Objective
Review the material and extract every line in which the word "cada" occurs.

## start Records shown

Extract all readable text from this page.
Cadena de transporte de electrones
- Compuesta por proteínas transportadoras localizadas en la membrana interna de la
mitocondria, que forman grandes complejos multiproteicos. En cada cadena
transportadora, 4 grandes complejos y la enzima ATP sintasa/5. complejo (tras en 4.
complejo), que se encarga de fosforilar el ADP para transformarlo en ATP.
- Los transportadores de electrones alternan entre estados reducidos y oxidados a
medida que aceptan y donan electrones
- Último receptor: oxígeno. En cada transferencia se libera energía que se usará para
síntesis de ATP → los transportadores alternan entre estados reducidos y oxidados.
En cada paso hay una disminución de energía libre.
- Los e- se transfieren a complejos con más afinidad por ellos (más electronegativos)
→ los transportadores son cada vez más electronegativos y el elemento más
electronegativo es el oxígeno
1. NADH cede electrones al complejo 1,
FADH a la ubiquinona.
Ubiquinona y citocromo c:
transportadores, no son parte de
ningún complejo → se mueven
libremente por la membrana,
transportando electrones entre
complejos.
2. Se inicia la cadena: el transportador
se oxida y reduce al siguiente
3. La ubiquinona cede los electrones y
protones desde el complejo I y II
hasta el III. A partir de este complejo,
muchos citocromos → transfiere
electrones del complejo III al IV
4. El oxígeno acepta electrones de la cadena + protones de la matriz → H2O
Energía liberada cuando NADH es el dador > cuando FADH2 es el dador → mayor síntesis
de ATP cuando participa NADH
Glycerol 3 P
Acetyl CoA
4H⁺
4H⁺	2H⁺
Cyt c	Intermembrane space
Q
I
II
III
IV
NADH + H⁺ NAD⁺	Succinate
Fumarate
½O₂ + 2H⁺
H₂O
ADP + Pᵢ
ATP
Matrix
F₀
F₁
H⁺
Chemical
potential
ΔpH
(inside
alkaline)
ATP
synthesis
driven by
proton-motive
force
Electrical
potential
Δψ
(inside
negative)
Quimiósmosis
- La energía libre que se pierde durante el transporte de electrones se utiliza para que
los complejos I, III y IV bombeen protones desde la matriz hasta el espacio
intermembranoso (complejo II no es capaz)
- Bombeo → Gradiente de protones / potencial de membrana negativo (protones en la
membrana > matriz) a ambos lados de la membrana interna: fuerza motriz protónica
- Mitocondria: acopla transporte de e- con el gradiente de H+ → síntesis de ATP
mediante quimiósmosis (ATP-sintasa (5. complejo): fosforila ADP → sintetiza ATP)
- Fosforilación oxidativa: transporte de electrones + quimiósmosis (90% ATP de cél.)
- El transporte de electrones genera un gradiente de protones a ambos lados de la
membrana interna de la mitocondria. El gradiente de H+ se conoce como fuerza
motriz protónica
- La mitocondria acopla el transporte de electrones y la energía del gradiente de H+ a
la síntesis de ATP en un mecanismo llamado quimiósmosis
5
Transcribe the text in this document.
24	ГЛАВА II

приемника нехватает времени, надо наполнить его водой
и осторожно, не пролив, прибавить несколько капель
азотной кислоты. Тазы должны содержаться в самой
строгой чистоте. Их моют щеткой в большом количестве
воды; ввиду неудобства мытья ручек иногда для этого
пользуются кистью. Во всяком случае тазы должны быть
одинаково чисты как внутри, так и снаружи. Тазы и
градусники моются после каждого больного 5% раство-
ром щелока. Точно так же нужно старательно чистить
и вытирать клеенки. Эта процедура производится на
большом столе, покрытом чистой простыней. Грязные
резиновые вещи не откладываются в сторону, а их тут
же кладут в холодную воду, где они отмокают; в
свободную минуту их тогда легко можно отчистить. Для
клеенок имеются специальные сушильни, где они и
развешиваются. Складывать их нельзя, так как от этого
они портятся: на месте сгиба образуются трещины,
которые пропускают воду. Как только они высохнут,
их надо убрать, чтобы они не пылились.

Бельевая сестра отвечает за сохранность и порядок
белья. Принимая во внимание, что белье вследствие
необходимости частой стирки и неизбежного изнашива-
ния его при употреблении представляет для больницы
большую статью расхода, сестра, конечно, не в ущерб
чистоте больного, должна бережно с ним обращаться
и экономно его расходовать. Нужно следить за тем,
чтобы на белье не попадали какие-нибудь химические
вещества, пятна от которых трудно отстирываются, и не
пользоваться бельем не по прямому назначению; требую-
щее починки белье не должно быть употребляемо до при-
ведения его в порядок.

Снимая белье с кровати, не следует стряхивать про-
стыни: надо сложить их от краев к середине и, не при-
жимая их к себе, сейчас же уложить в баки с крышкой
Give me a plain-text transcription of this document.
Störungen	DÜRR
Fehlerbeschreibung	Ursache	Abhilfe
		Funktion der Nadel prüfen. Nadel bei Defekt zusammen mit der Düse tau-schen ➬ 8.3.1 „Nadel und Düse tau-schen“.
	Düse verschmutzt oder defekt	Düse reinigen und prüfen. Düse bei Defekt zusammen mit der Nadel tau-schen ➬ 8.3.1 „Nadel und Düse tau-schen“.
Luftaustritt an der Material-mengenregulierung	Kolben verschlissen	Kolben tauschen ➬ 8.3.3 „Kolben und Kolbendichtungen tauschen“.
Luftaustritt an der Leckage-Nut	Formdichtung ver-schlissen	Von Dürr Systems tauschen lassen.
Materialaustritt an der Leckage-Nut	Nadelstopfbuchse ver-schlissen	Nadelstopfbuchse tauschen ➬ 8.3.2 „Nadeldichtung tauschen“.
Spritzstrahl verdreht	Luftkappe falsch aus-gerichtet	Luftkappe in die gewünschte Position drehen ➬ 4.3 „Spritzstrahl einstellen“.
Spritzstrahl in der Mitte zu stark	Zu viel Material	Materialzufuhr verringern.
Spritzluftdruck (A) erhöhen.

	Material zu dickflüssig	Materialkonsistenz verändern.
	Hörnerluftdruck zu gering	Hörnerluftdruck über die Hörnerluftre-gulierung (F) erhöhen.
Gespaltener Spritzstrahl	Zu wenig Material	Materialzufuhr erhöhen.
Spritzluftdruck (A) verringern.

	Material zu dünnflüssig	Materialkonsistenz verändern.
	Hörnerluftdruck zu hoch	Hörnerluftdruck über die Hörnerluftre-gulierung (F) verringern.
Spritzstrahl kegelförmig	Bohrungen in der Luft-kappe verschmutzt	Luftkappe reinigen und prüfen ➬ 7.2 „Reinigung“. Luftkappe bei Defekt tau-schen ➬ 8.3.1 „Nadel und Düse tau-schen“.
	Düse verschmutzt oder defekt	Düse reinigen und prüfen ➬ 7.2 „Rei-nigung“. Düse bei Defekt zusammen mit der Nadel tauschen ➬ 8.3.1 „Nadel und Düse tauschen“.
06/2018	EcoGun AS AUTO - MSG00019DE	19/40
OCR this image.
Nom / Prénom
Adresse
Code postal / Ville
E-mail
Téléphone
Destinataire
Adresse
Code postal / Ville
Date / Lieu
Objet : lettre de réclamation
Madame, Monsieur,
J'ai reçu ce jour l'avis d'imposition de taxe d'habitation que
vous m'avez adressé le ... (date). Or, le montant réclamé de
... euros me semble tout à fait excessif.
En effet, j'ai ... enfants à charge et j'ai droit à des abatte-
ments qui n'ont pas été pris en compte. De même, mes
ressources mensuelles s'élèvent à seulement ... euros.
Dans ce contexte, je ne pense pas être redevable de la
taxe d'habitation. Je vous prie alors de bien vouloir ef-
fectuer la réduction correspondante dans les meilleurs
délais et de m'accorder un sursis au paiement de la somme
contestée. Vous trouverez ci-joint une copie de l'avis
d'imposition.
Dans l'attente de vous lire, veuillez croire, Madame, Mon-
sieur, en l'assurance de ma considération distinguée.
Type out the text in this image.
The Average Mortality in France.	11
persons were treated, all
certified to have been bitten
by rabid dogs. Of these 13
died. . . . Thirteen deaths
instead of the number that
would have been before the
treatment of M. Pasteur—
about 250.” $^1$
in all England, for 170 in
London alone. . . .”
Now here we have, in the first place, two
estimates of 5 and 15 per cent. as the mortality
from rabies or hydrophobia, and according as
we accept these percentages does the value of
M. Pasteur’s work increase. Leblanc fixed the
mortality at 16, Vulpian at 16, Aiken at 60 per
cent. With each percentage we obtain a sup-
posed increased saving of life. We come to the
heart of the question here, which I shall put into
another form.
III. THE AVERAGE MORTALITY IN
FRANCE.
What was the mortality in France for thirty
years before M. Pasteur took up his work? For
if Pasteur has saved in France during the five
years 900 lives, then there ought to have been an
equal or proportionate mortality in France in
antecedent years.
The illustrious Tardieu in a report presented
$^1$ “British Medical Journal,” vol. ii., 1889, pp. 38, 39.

## end Records shown

Worked solution
mitocondria, que forman grandes complejos multiproteicos. En cada cadena
- Último receptor: oxígeno. En cada transferencia se libera energía que se usará para
En cada paso hay una disminución de energía libre.
→ los transportadores son cada vez más electronegativos y el elemento más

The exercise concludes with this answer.